** START OF GIVEN DATA **

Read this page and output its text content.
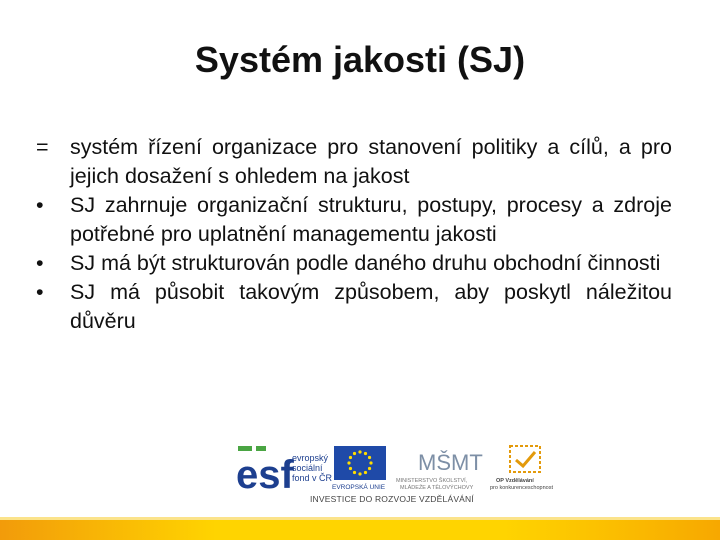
Systém jakosti (SJ)
= systém řízení organizace pro stanovení politiky a cílů, a pro jejich dosažení s ohledem na jakost
•	SJ zahrnuje organizační strukturu, postupy, procesy a zdroje potřebné pro uplatnění managementu jakosti
•	SJ má být strukturován podle daného druhu obchodní činnosti
•	SJ má působit takovým způsobem, aby poskytl náležitou důvěru
esf
evropský
sociální
fond v ČR
EVROPSKÁ UNIE
MŠMT
MINISTERSTVO ŠKOLSTVÍ,
MLÁDEŽE A TĚLOVÝCHOVY
OP Vzdělávání
pro konkurenceschopnost
INVESTICE DO ROZVOJE VZDĚLÁVÁNÍ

** END OF GIVEN DATA **

TASK TO CARRY OUT: Find the lines above that contain the word "jakosti" and collect them.

FINAL RESULT:
Systém jakosti (SJ)
•	SJ zahrnuje organizační strukturu, postupy, procesy a zdroje potřebné pro uplatnění managementu jakosti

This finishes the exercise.